Your instructions = Drop all images and give the records again exactly.

Material provided =
────────────────────────────────────────
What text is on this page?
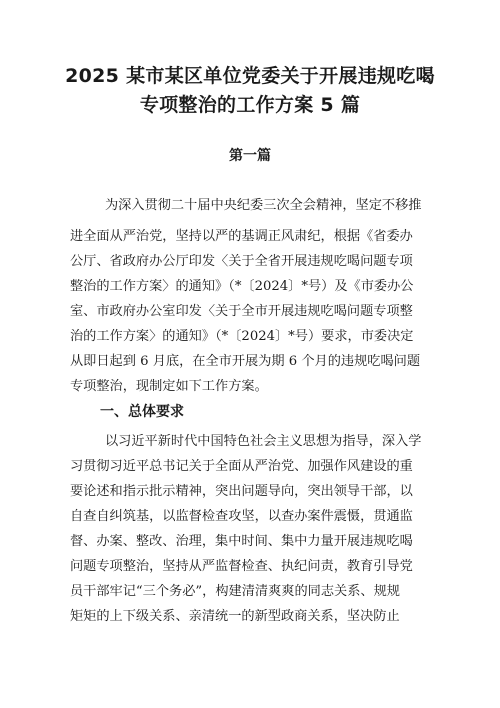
2025 某市某区单位党委关于开展违规吃喝
专项整治的工作方案 5 篇
第一篇
为深入贯彻二十届中央纪委三次全会精神，坚定不移推
进全面从严治党，坚持以严的基调正风肃纪，根据《省委办
公厅、省政府办公厅印发〈关于全省开展违规吃喝问题专项
整治的工作方案〉的通知》（*〔2024〕*号）及《市委办公
室、市政府办公室印发〈关于全市开展违规吃喝问题专项整
治的工作方案〉的通知》（*〔2024〕*号）要求，市委决定
从即日起到 6 月底，在全市开展为期 6 个月的违规吃喝问题
专项整治，现制定如下工作方案。
一、总体要求
以习近平新时代中国特色社会主义思想为指导，深入学
习贯彻习近平总书记关于全面从严治党、加强作风建设的重
要论述和指示批示精神，突出问题导向，突出领导干部，以
自查自纠筑基，以监督检查攻坚，以查办案件震慑，贯通监
督、办案、整改、治理，集中时间、集中力量开展违规吃喝
问题专项整治，坚持从严监督检查、执纪问责，教育引导党
员干部牢记“三个务必”，构建清清爽爽的同志关系、规规
矩矩的上下级关系、亲清统一的新型政商关系，坚决防止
────────────────────────────────────────
Full solution =
What text is on this page?
2025 某市某区单位党委关于开展违规吃喝
专项整治的工作方案 5 篇
第一篇
为深入贯彻二十届中央纪委三次全会精神，坚定不移推
进全面从严治党，坚持以严的基调正风肃纪，根据《省委办
公厅、省政府办公厅印发〈关于全省开展违规吃喝问题专项
整治的工作方案〉的通知》（*〔2024〕*号）及《市委办公
室、市政府办公室印发〈关于全市开展违规吃喝问题专项整
治的工作方案〉的通知》（*〔2024〕*号）要求，市委决定
从即日起到 6 月底，在全市开展为期 6 个月的违规吃喝问题
专项整治，现制定如下工作方案。
一、总体要求
以习近平新时代中国特色社会主义思想为指导，深入学
习贯彻习近平总书记关于全面从严治党、加强作风建设的重
要论述和指示批示精神，突出问题导向，突出领导干部，以
自查自纠筑基，以监督检查攻坚，以查办案件震慑，贯通监
督、办案、整改、治理，集中时间、集中力量开展违规吃喝
问题专项整治，坚持从严监督检查、执纪问责，教育引导党
员干部牢记“三个务必”，构建清清爽爽的同志关系、规规
矩矩的上下级关系、亲清统一的新型政商关系，坚决防止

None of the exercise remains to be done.